__Exercise details__.
Collect each line holding the string "共建放心消费环境".
── Raw records ──
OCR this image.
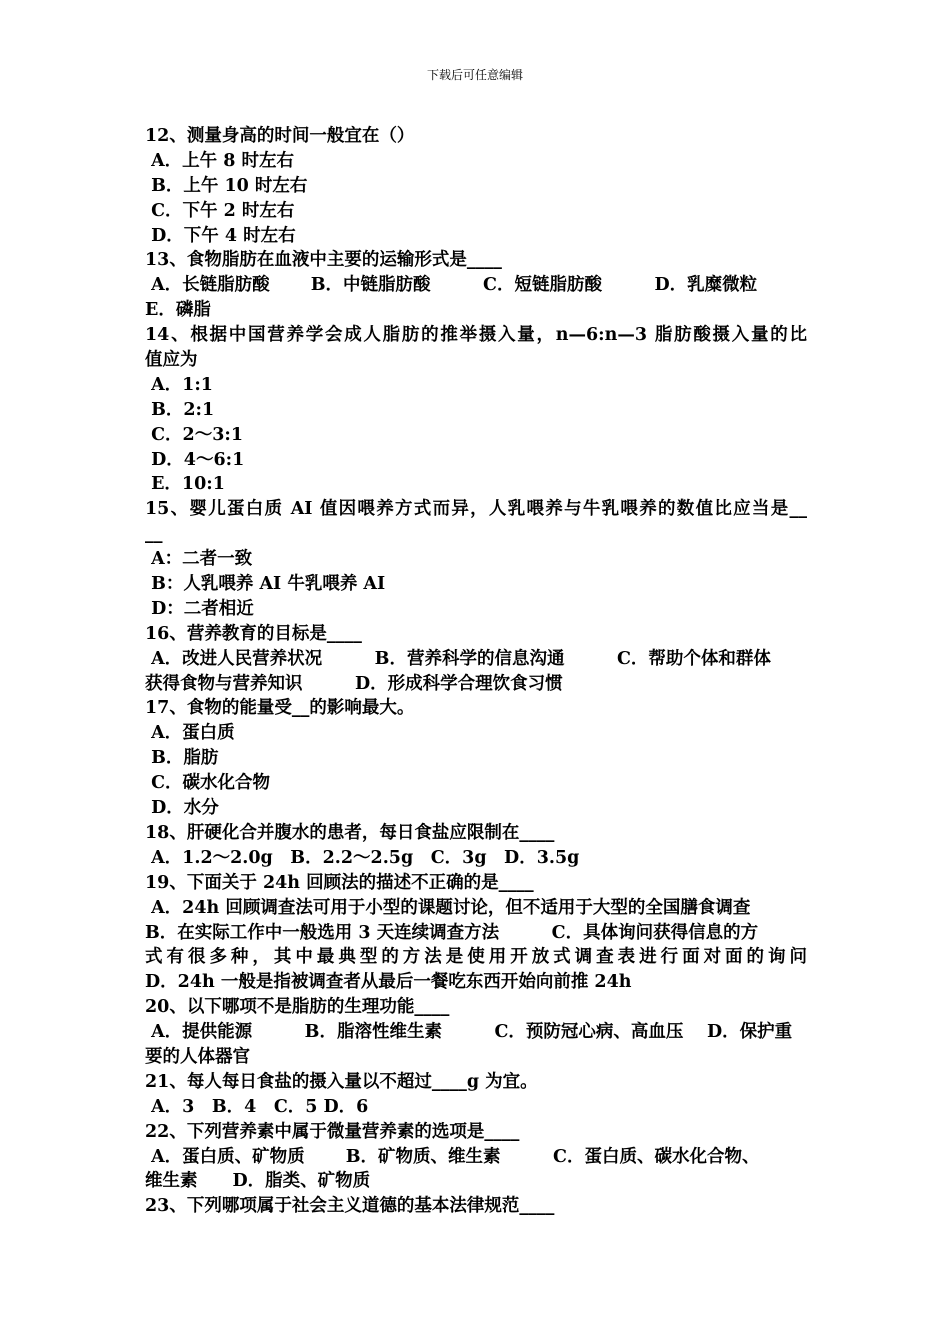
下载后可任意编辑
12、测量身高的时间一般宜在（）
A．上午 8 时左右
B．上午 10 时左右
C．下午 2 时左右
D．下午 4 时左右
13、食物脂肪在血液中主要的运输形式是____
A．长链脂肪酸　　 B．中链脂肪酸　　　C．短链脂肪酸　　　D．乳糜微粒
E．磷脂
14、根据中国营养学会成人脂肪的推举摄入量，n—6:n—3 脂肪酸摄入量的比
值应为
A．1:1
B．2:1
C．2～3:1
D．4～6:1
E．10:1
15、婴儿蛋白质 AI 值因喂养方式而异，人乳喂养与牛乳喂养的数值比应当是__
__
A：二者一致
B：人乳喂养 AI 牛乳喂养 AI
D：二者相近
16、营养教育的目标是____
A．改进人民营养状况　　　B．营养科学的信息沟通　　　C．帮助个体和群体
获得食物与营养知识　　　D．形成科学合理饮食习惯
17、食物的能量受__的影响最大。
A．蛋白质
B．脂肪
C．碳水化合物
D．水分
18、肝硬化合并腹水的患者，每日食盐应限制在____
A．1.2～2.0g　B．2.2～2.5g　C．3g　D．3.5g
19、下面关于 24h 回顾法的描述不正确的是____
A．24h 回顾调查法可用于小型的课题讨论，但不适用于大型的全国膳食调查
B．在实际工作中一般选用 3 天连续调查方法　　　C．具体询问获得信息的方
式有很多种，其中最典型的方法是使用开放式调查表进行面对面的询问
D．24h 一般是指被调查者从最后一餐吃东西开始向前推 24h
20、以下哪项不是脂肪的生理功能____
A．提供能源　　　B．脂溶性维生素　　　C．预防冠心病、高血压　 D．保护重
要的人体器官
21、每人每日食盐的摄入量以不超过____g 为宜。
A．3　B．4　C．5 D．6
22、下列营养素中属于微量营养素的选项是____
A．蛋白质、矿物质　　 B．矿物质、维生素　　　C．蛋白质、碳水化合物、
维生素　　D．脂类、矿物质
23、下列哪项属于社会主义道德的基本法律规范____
───
── Raw records ──
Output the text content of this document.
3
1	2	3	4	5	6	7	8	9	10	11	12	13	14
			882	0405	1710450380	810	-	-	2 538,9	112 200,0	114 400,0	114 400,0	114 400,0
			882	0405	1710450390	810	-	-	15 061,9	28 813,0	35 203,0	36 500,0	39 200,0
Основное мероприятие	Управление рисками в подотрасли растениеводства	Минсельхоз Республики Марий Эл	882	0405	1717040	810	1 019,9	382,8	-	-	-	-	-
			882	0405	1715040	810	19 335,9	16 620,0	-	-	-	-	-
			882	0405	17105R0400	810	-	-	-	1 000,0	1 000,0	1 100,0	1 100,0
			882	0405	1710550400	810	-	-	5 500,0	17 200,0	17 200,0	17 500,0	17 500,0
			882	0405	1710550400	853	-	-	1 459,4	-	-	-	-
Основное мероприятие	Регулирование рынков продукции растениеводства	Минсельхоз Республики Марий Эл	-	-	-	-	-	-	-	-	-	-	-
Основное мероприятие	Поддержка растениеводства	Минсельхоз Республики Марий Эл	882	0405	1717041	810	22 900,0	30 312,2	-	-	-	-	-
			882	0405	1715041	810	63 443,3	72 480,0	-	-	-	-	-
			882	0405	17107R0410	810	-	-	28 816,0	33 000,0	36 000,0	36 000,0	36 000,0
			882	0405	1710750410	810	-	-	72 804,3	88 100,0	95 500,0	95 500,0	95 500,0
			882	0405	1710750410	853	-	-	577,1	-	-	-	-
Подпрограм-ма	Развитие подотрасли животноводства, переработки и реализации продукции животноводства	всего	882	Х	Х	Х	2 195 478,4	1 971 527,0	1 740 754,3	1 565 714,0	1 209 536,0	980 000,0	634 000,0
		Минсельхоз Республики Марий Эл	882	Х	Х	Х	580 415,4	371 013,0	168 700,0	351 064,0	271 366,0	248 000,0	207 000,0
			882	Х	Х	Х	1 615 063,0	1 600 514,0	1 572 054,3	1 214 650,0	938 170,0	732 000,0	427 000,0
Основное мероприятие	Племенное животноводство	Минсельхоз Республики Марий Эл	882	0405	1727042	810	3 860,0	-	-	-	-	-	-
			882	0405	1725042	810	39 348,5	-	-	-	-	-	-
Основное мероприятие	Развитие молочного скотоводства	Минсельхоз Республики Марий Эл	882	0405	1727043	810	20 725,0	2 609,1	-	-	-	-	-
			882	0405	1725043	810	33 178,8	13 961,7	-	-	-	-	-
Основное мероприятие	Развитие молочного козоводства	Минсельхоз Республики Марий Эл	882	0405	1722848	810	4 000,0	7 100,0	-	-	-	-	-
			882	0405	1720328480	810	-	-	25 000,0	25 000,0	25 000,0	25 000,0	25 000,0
───
── Raw records ──
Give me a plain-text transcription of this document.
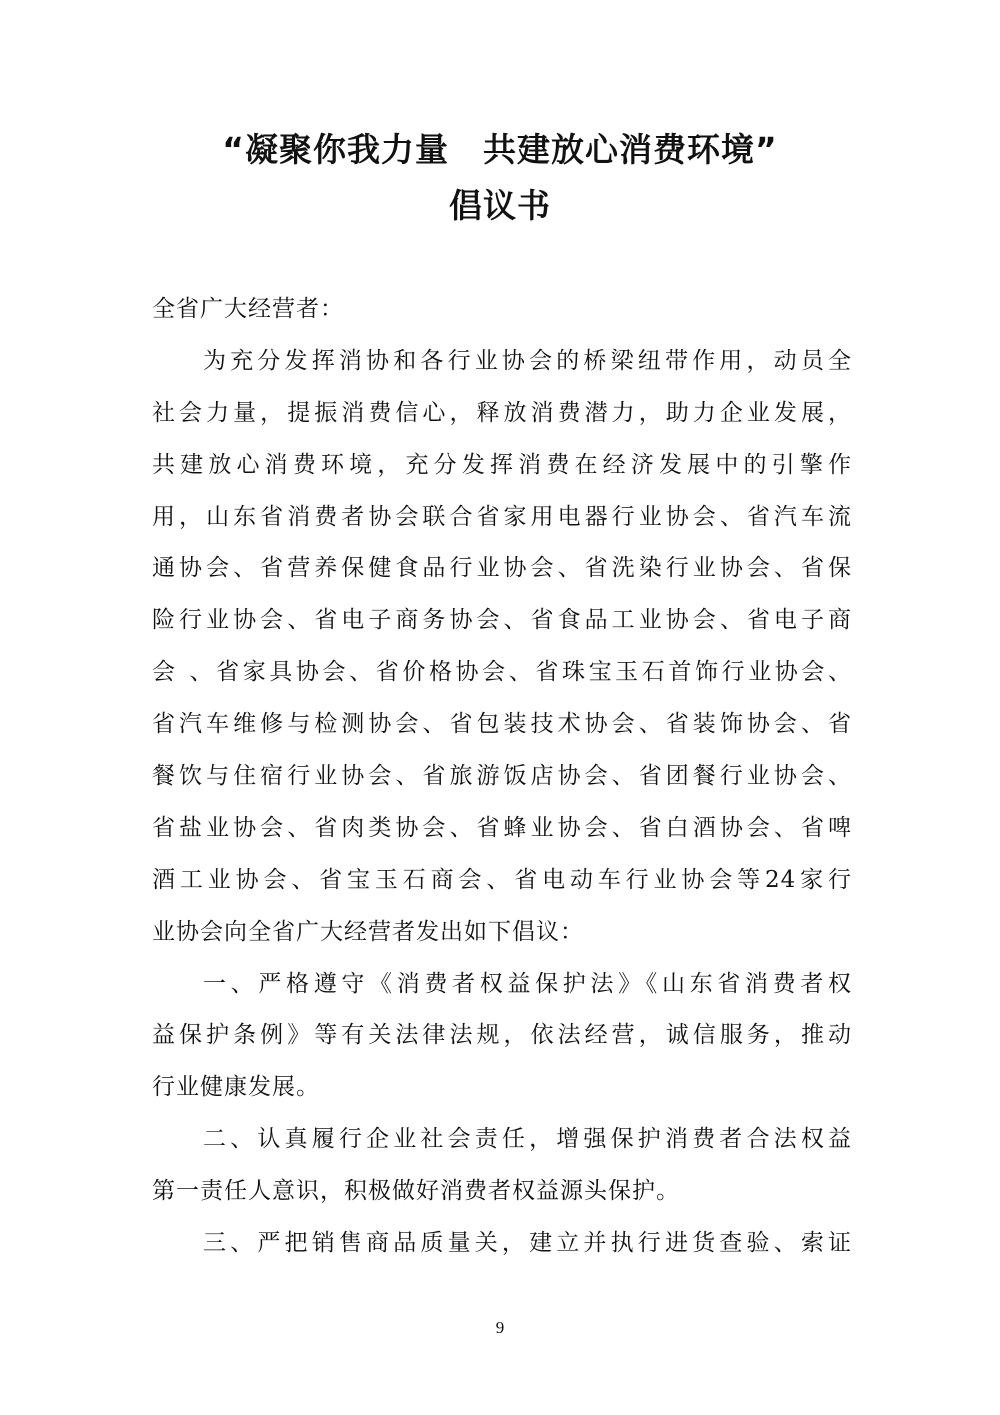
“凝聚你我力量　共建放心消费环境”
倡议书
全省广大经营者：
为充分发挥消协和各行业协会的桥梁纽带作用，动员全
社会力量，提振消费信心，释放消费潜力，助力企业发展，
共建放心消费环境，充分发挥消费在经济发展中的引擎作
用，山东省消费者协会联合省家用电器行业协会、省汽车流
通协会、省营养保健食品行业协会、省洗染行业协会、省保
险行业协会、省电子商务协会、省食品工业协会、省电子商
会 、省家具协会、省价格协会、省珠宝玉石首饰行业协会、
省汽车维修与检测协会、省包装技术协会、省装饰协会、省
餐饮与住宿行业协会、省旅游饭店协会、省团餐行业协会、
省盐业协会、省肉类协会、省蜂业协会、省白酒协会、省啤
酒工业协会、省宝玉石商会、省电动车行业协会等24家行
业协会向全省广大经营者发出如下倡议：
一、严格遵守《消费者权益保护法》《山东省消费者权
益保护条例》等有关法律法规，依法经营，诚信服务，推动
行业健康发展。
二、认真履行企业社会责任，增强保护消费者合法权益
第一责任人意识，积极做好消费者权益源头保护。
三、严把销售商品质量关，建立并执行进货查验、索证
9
───
__Reply__.
“凝聚你我力量　共建放心消费环境”
共建放心消费环境，充分发挥消费在经济发展中的引擎作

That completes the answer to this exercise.